● TASK MATERIAL:
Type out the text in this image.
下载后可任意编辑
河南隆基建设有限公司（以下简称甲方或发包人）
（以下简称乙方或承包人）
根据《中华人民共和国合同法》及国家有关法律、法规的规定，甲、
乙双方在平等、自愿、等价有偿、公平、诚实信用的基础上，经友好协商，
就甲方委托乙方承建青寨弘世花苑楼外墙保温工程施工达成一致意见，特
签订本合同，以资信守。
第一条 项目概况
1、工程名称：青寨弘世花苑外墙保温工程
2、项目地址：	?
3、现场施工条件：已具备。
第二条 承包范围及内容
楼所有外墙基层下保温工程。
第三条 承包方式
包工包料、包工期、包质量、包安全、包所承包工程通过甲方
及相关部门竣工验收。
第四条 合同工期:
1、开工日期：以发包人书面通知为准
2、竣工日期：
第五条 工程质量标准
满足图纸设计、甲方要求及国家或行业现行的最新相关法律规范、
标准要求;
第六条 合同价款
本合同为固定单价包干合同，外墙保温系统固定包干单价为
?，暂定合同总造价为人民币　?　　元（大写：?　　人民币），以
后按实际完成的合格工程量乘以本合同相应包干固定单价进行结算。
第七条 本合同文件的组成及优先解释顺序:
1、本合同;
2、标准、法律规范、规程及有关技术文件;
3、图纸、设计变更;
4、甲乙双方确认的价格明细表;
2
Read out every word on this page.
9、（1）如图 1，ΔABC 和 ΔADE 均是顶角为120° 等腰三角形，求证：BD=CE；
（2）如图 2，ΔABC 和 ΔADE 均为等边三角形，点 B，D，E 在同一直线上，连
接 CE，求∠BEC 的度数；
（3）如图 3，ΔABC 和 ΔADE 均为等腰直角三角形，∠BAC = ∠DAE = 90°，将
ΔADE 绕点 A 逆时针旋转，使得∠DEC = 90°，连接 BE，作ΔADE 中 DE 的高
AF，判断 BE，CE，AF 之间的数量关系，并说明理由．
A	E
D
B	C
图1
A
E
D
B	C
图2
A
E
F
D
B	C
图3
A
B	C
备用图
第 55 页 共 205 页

==

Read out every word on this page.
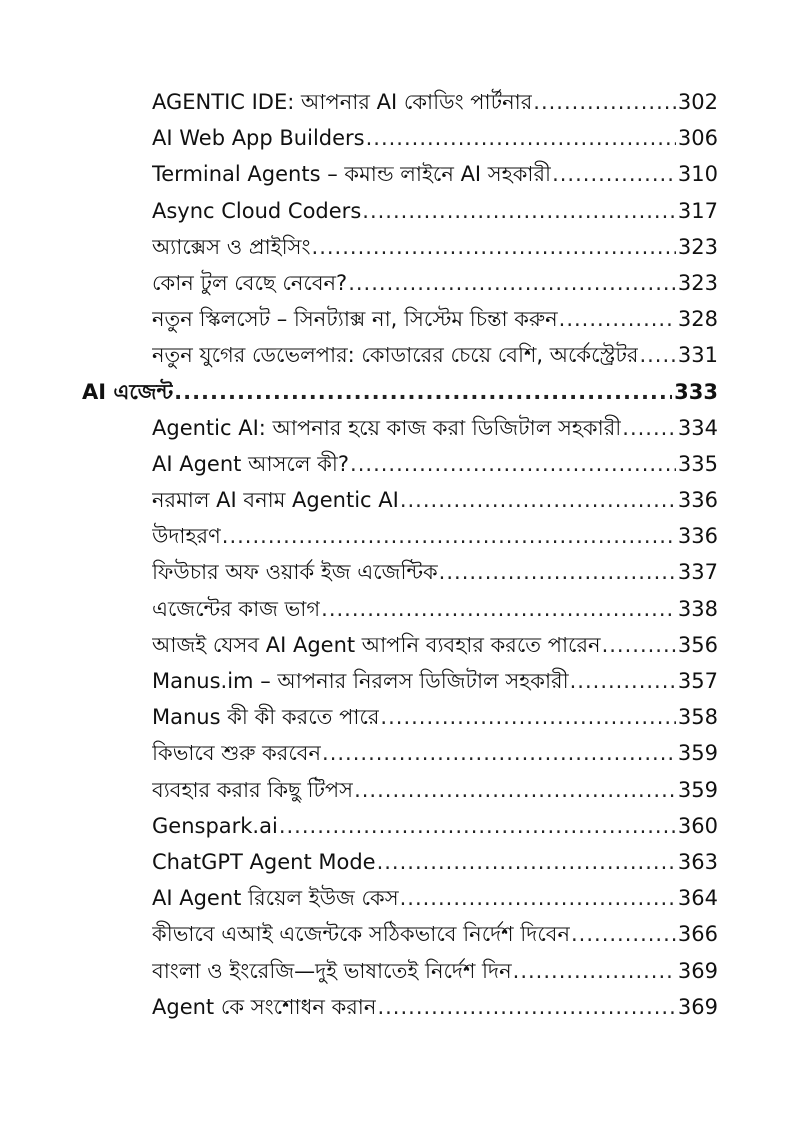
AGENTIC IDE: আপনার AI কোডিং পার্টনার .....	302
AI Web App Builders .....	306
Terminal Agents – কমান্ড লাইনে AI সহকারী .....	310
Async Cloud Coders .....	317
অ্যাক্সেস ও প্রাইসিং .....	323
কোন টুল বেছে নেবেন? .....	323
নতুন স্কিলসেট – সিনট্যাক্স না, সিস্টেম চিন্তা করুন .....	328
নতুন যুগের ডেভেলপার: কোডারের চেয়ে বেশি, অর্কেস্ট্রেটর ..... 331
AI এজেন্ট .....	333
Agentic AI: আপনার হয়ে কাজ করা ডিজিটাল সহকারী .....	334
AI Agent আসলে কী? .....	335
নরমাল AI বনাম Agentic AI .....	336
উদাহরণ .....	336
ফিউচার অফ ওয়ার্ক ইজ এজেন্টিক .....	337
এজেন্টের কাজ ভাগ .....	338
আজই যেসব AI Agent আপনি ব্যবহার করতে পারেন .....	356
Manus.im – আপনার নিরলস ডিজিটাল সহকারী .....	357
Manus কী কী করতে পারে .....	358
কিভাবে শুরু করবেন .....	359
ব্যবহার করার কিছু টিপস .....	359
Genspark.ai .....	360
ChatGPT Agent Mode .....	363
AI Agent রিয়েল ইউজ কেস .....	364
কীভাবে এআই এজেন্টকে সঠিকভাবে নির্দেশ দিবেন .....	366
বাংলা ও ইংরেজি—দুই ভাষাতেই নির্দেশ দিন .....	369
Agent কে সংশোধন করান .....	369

● STATED EXERCISE:
Track down every line holding the string "ΔABC" and copy it.

● COMPLETE OUTPUT:
9、（1）如图 1，ΔABC 和 ΔADE 均是顶角为120° 等腰三角形，求证：BD=CE；
（2）如图 2，ΔABC 和 ΔADE 均为等边三角形，点 B，D，E 在同一直线上，连
（3）如图 3，ΔABC 和 ΔADE 均为等腰直角三角形，∠BAC = ∠DAE = 90°，将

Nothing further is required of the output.